* AIM OF THE EXERCISE
Would you return all of this data exactly, leaving nothing out?

_ _ _ _ _

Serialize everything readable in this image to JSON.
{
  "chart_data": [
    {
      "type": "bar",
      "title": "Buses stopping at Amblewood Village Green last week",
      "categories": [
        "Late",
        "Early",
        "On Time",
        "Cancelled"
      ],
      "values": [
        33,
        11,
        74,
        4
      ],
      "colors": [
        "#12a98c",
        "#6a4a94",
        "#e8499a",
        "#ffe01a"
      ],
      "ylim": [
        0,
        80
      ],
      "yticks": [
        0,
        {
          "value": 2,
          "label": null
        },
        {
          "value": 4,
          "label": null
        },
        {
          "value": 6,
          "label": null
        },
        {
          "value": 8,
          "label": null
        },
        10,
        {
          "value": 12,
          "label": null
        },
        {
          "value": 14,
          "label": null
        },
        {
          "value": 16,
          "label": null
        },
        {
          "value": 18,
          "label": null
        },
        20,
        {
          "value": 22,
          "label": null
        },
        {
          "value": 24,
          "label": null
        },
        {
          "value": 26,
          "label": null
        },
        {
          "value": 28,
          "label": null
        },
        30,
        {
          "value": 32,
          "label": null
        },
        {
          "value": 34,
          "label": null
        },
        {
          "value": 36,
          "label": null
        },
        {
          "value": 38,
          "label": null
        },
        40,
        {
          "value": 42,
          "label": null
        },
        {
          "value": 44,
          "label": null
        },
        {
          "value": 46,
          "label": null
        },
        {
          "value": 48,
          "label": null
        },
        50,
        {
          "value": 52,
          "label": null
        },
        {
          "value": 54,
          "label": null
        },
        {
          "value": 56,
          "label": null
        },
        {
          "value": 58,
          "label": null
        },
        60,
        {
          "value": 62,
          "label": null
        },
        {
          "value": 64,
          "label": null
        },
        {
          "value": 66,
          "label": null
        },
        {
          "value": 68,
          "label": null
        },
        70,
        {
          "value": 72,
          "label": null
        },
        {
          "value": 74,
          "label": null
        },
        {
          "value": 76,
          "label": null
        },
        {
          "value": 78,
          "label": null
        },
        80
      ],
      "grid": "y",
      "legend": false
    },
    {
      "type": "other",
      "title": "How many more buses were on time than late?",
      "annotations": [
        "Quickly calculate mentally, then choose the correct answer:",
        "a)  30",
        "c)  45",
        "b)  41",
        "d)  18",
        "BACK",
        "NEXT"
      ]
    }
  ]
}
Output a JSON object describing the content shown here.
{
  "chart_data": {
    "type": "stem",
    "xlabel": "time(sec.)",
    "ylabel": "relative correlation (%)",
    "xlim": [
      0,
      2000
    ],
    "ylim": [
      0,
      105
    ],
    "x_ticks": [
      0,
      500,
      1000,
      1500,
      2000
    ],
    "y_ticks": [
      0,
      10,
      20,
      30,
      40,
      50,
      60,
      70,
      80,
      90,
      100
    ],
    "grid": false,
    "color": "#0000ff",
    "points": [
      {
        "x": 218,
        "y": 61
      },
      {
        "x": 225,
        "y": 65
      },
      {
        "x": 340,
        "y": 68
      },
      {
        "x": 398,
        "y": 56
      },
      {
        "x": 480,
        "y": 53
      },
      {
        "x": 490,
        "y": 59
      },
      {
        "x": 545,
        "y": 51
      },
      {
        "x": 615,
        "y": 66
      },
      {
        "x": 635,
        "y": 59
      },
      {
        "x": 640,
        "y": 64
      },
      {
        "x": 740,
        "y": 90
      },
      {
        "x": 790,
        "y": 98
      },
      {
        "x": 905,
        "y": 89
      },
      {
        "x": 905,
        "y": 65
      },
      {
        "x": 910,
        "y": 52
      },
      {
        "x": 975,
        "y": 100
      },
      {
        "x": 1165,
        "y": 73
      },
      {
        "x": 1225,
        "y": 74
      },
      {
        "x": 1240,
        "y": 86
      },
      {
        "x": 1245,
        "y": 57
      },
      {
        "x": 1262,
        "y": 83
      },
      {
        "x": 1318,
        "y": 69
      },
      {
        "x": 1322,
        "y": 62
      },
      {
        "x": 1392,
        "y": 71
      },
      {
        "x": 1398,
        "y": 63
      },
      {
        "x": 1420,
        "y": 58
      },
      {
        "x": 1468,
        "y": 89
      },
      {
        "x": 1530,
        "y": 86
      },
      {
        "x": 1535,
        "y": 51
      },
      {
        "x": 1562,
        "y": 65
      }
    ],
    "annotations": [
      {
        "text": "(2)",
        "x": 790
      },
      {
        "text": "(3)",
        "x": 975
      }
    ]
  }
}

_ _ _ _ _

* OUTPUT FOR THIS TASK
Serialize everything readable in this image to JSON.
{
  "chart_data": [
    {
      "type": "bar",
      "title": "Buses stopping at Amblewood Village Green last week",
      "categories": [
        "Late",
        "Early",
        "On Time",
        "Cancelled"
      ],
      "values": [
        33,
        11,
        74,
        4
      ],
      "colors": [
        "#12a98c",
        "#6a4a94",
        "#e8499a",
        "#ffe01a"
      ],
      "ylim": [
        0,
        80
      ],
      "yticks": [
        0,
        {
          "value": 2,
          "label": null
        },
        {
          "value": 4,
          "label": null
        },
        {
          "value": 6,
          "label": null
        },
        {
          "value": 8,
          "label": null
        },
        10,
        {
          "value": 12,
          "label": null
        },
        {
          "value": 14,
          "label": null
        },
        {
          "value": 16,
          "label": null
        },
        {
          "value": 18,
          "label": null
        },
        20,
        {
          "value": 22,
          "label": null
        },
        {
          "value": 24,
          "label": null
        },
        {
          "value": 26,
          "label": null
        },
        {
          "value": 28,
          "label": null
        },
        30,
        {
          "value": 32,
          "label": null
        },
        {
          "value": 34,
          "label": null
        },
        {
          "value": 36,
          "label": null
        },
        {
          "value": 38,
          "label": null
        },
        40,
        {
          "value": 42,
          "label": null
        },
        {
          "value": 44,
          "label": null
        },
        {
          "value": 46,
          "label": null
        },
        {
          "value": 48,
          "label": null
        },
        50,
        {
          "value": 52,
          "label": null
        },
        {
          "value": 54,
          "label": null
        },
        {
          "value": 56,
          "label": null
        },
        {
          "value": 58,
          "label": null
        },
        60,
        {
          "value": 62,
          "label": null
        },
        {
          "value": 64,
          "label": null
        },
        {
          "value": 66,
          "label": null
        },
        {
          "value": 68,
          "label": null
        },
        70,
        {
          "value": 72,
          "label": null
        },
        {
          "value": 74,
          "label": null
        },
        {
          "value": 76,
          "label": null
        },
        {
          "value": 78,
          "label": null
        },
        80
      ],
      "grid": "y",
      "legend": false
    },
    {
      "type": "other",
      "title": "How many more buses were on time than late?",
      "annotations": [
        "Quickly calculate mentally, then choose the correct answer:",
        "a)  30",
        "c)  45",
        "b)  41",
        "d)  18",
        "BACK",
        "NEXT"
      ]
    }
  ]
}
Output a JSON object describing the content shown here.
{
  "chart_data": {
    "type": "stem",
    "xlabel": "time(sec.)",
    "ylabel": "relative correlation (%)",
    "xlim": [
      0,
      2000
    ],
    "ylim": [
      0,
      105
    ],
    "x_ticks": [
      0,
      500,
      1000,
      1500,
      2000
    ],
    "y_ticks": [
      0,
      10,
      20,
      30,
      40,
      50,
      60,
      70,
      80,
      90,
      100
    ],
    "grid": false,
    "color": "#0000ff",
    "points": [
      {
        "x": 218,
        "y": 61
      },
      {
        "x": 225,
        "y": 65
      },
      {
        "x": 340,
        "y": 68
      },
      {
        "x": 398,
        "y": 56
      },
      {
        "x": 480,
        "y": 53
      },
      {
        "x": 490,
        "y": 59
      },
      {
        "x": 545,
        "y": 51
      },
      {
        "x": 615,
        "y": 66
      },
      {
        "x": 635,
        "y": 59
      },
      {
        "x": 640,
        "y": 64
      },
      {
        "x": 740,
        "y": 90
      },
      {
        "x": 790,
        "y": 98
      },
      {
        "x": 905,
        "y": 89
      },
      {
        "x": 905,
        "y": 65
      },
      {
        "x": 910,
        "y": 52
      },
      {
        "x": 975,
        "y": 100
      },
      {
        "x": 1165,
        "y": 73
      },
      {
        "x": 1225,
        "y": 74
      },
      {
        "x": 1240,
        "y": 86
      },
      {
        "x": 1245,
        "y": 57
      },
      {
        "x": 1262,
        "y": 83
      },
      {
        "x": 1318,
        "y": 69
      },
      {
        "x": 1322,
        "y": 62
      },
      {
        "x": 1392,
        "y": 71
      },
      {
        "x": 1398,
        "y": 63
      },
      {
        "x": 1420,
        "y": 58
      },
      {
        "x": 1468,
        "y": 89
      },
      {
        "x": 1530,
        "y": 86
      },
      {
        "x": 1535,
        "y": 51
      },
      {
        "x": 1562,
        "y": 65
      }
    ],
    "annotations": [
      {
        "text": "(2)",
        "x": 790
      },
      {
        "text": "(3)",
        "x": 975
      }
    ]
  }
}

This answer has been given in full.